Reproduce each of the lines word for word.

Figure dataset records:
----

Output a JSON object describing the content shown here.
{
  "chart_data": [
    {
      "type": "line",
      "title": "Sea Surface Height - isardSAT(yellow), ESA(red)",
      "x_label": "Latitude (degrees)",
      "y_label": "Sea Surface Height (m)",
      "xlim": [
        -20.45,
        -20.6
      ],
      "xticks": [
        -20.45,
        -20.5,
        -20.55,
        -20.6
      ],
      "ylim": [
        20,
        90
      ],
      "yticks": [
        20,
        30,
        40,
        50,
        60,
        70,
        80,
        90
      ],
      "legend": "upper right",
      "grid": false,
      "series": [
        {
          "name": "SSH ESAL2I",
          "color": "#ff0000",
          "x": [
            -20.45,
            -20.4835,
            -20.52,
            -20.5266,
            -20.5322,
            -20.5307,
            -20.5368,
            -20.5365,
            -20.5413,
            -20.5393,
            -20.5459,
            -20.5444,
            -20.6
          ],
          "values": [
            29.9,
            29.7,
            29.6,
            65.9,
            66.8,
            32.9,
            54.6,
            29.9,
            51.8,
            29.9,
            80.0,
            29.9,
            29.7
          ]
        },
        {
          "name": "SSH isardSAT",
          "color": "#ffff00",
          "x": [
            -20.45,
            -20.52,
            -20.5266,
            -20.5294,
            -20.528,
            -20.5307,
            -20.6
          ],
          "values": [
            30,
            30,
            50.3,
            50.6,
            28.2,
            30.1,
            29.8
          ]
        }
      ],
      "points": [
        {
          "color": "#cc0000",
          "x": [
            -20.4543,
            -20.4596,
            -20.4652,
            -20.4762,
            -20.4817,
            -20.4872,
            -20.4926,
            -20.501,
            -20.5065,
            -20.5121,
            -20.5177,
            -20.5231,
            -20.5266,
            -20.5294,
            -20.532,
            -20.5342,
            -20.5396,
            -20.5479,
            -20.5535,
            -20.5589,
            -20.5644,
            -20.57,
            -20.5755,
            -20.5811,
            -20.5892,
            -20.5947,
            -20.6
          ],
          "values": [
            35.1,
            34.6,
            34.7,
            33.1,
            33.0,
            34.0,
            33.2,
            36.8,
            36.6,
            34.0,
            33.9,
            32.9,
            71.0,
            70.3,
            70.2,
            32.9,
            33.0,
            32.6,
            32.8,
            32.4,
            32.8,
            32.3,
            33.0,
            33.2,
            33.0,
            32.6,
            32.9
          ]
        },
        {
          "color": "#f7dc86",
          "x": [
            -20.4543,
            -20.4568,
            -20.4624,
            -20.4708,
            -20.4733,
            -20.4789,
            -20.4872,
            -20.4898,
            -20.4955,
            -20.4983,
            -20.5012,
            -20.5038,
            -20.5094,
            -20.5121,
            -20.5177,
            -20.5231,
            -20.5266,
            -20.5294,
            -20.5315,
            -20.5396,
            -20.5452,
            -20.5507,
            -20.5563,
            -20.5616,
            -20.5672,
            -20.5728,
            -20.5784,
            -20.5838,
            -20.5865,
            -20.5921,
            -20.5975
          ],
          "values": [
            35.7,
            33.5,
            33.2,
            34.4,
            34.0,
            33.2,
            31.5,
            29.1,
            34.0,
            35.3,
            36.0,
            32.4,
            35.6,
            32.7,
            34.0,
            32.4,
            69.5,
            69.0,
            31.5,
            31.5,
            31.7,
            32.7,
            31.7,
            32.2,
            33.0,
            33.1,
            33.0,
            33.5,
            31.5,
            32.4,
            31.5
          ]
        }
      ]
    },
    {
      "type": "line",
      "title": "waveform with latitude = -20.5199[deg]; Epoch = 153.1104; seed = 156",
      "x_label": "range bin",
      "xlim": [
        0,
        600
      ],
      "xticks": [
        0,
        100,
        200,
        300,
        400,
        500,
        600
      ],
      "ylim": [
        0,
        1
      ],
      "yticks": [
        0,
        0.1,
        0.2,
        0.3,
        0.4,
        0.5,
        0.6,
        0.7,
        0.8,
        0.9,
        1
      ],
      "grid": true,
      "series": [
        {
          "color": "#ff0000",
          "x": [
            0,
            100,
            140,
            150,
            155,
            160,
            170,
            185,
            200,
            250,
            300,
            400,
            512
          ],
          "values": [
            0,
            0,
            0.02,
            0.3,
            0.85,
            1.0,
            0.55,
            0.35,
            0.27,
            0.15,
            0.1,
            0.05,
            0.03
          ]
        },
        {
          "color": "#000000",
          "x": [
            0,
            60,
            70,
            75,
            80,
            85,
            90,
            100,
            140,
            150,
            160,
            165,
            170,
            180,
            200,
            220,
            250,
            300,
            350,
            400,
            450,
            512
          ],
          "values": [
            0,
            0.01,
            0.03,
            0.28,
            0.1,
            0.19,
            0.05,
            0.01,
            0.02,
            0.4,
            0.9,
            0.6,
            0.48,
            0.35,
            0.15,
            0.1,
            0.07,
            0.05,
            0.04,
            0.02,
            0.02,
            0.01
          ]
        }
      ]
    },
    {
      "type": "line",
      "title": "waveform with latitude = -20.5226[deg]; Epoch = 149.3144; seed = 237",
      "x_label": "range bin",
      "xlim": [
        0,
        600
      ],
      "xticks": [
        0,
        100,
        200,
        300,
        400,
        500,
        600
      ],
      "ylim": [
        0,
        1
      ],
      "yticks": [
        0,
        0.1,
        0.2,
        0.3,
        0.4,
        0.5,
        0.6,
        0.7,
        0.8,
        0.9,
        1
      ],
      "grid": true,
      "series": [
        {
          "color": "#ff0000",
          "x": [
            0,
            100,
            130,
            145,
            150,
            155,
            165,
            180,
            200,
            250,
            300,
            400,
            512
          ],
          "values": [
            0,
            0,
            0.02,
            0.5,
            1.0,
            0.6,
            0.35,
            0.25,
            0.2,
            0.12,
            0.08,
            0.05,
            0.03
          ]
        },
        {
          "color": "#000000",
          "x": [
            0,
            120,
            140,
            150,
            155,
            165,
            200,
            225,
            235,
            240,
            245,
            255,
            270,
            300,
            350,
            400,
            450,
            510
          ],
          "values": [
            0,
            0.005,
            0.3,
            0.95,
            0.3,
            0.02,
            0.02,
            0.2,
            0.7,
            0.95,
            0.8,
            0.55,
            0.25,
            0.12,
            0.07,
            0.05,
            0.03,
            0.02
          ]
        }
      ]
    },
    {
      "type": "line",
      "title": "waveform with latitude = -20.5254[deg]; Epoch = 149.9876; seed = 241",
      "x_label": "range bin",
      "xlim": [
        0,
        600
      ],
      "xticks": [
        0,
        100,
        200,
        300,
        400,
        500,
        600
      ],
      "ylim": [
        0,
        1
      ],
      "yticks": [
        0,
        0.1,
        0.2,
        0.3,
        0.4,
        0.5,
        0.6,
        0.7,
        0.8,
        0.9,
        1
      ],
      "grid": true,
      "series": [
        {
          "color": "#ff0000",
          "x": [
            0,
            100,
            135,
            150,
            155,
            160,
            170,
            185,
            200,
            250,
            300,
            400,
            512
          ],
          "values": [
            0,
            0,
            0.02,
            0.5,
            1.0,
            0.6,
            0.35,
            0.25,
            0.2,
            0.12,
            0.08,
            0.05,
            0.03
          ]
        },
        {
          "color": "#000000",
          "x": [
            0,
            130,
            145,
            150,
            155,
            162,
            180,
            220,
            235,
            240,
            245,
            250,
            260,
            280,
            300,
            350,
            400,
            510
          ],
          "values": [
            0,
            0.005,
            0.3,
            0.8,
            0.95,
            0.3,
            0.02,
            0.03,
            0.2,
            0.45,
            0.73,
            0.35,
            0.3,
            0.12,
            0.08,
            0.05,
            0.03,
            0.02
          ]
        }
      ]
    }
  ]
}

----

## Answer to this exercise
Output a JSON object describing the content shown here.
{
  "chart_data": [
    {
      "type": "line",
      "title": "Sea Surface Height - isardSAT(yellow), ESA(red)",
      "x_label": "Latitude (degrees)",
      "y_label": "Sea Surface Height (m)",
      "xlim": [
        -20.45,
        -20.6
      ],
      "xticks": [
        -20.45,
        -20.5,
        -20.55,
        -20.6
      ],
      "ylim": [
        20,
        90
      ],
      "yticks": [
        20,
        30,
        40,
        50,
        60,
        70,
        80,
        90
      ],
      "legend": "upper right",
      "grid": false,
      "series": [
        {
          "name": "SSH ESAL2I",
          "color": "#ff0000",
          "x": [
            -20.45,
            -20.4835,
            -20.52,
            -20.5266,
            -20.5322,
            -20.5307,
            -20.5368,
            -20.5365,
            -20.5413,
            -20.5393,
            -20.5459,
            -20.5444,
            -20.6
          ],
          "values": [
            29.9,
            29.7,
            29.6,
            65.9,
            66.8,
            32.9,
            54.6,
            29.9,
            51.8,
            29.9,
            80.0,
            29.9,
            29.7
          ]
        },
        {
          "name": "SSH isardSAT",
          "color": "#ffff00",
          "x": [
            -20.45,
            -20.52,
            -20.5266,
            -20.5294,
            -20.528,
            -20.5307,
            -20.6
          ],
          "values": [
            30,
            30,
            50.3,
            50.6,
            28.2,
            30.1,
            29.8
          ]
        }
      ],
      "points": [
        {
          "color": "#cc0000",
          "x": [
            -20.4543,
            -20.4596,
            -20.4652,
            -20.4762,
            -20.4817,
            -20.4872,
            -20.4926,
            -20.501,
            -20.5065,
            -20.5121,
            -20.5177,
            -20.5231,
            -20.5266,
            -20.5294,
            -20.532,
            -20.5342,
            -20.5396,
            -20.5479,
            -20.5535,
            -20.5589,
            -20.5644,
            -20.57,
            -20.5755,
            -20.5811,
            -20.5892,
            -20.5947,
            -20.6
          ],
          "values": [
            35.1,
            34.6,
            34.7,
            33.1,
            33.0,
            34.0,
            33.2,
            36.8,
            36.6,
            34.0,
            33.9,
            32.9,
            71.0,
            70.3,
            70.2,
            32.9,
            33.0,
            32.6,
            32.8,
            32.4,
            32.8,
            32.3,
            33.0,
            33.2,
            33.0,
            32.6,
            32.9
          ]
        },
        {
          "color": "#f7dc86",
          "x": [
            -20.4543,
            -20.4568,
            -20.4624,
            -20.4708,
            -20.4733,
            -20.4789,
            -20.4872,
            -20.4898,
            -20.4955,
            -20.4983,
            -20.5012,
            -20.5038,
            -20.5094,
            -20.5121,
            -20.5177,
            -20.5231,
            -20.5266,
            -20.5294,
            -20.5315,
            -20.5396,
            -20.5452,
            -20.5507,
            -20.5563,
            -20.5616,
            -20.5672,
            -20.5728,
            -20.5784,
            -20.5838,
            -20.5865,
            -20.5921,
            -20.5975
          ],
          "values": [
            35.7,
            33.5,
            33.2,
            34.4,
            34.0,
            33.2,
            31.5,
            29.1,
            34.0,
            35.3,
            36.0,
            32.4,
            35.6,
            32.7,
            34.0,
            32.4,
            69.5,
            69.0,
            31.5,
            31.5,
            31.7,
            32.7,
            31.7,
            32.2,
            33.0,
            33.1,
            33.0,
            33.5,
            31.5,
            32.4,
            31.5
          ]
        }
      ]
    },
    {
      "type": "line",
      "title": "waveform with latitude = -20.5199[deg]; Epoch = 153.1104; seed = 156",
      "x_label": "range bin",
      "xlim": [
        0,
        600
      ],
      "xticks": [
        0,
        100,
        200,
        300,
        400,
        500,
        600
      ],
      "ylim": [
        0,
        1
      ],
      "yticks": [
        0,
        0.1,
        0.2,
        0.3,
        0.4,
        0.5,
        0.6,
        0.7,
        0.8,
        0.9,
        1
      ],
      "grid": true,
      "series": [
        {
          "color": "#ff0000",
          "x": [
            0,
            100,
            140,
            150,
            155,
            160,
            170,
            185,
            200,
            250,
            300,
            400,
            512
          ],
          "values": [
            0,
            0,
            0.02,
            0.3,
            0.85,
            1.0,
            0.55,
            0.35,
            0.27,
            0.15,
            0.1,
            0.05,
            0.03
          ]
        },
        {
          "color": "#000000",
          "x": [
            0,
            60,
            70,
            75,
            80,
            85,
            90,
            100,
            140,
            150,
            160,
            165,
            170,
            180,
            200,
            220,
            250,
            300,
            350,
            400,
            450,
            512
          ],
          "values": [
            0,
            0.01,
            0.03,
            0.28,
            0.1,
            0.19,
            0.05,
            0.01,
            0.02,
            0.4,
            0.9,
            0.6,
            0.48,
            0.35,
            0.15,
            0.1,
            0.07,
            0.05,
            0.04,
            0.02,
            0.02,
            0.01
          ]
        }
      ]
    },
    {
      "type": "line",
      "title": "waveform with latitude = -20.5226[deg]; Epoch = 149.3144; seed = 237",
      "x_label": "range bin",
      "xlim": [
        0,
        600
      ],
      "xticks": [
        0,
        100,
        200,
        300,
        400,
        500,
        600
      ],
      "ylim": [
        0,
        1
      ],
      "yticks": [
        0,
        0.1,
        0.2,
        0.3,
        0.4,
        0.5,
        0.6,
        0.7,
        0.8,
        0.9,
        1
      ],
      "grid": true,
      "series": [
        {
          "color": "#ff0000",
          "x": [
            0,
            100,
            130,
            145,
            150,
            155,
            165,
            180,
            200,
            250,
            300,
            400,
            512
          ],
          "values": [
            0,
            0,
            0.02,
            0.5,
            1.0,
            0.6,
            0.35,
            0.25,
            0.2,
            0.12,
            0.08,
            0.05,
            0.03
          ]
        },
        {
          "color": "#000000",
          "x": [
            0,
            120,
            140,
            150,
            155,
            165,
            200,
            225,
            235,
            240,
            245,
            255,
            270,
            300,
            350,
            400,
            450,
            510
          ],
          "values": [
            0,
            0.005,
            0.3,
            0.95,
            0.3,
            0.02,
            0.02,
            0.2,
            0.7,
            0.95,
            0.8,
            0.55,
            0.25,
            0.12,
            0.07,
            0.05,
            0.03,
            0.02
          ]
        }
      ]
    },
    {
      "type": "line",
      "title": "waveform with latitude = -20.5254[deg]; Epoch = 149.9876; seed = 241",
      "x_label": "range bin",
      "xlim": [
        0,
        600
      ],
      "xticks": [
        0,
        100,
        200,
        300,
        400,
        500,
        600
      ],
      "ylim": [
        0,
        1
      ],
      "yticks": [
        0,
        0.1,
        0.2,
        0.3,
        0.4,
        0.5,
        0.6,
        0.7,
        0.8,
        0.9,
        1
      ],
      "grid": true,
      "series": [
        {
          "color": "#ff0000",
          "x": [
            0,
            100,
            135,
            150,
            155,
            160,
            170,
            185,
            200,
            250,
            300,
            400,
            512
          ],
          "values": [
            0,
            0,
            0.02,
            0.5,
            1.0,
            0.6,
            0.35,
            0.25,
            0.2,
            0.12,
            0.08,
            0.05,
            0.03
          ]
        },
        {
          "color": "#000000",
          "x": [
            0,
            130,
            145,
            150,
            155,
            162,
            180,
            220,
            235,
            240,
            245,
            250,
            260,
            280,
            300,
            350,
            400,
            510
          ],
          "values": [
            0,
            0.005,
            0.3,
            0.8,
            0.95,
            0.3,
            0.02,
            0.03,
            0.2,
            0.45,
            0.73,
            0.35,
            0.3,
            0.12,
            0.08,
            0.05,
            0.03,
            0.02
          ]
        }
      ]
    }
  ]
}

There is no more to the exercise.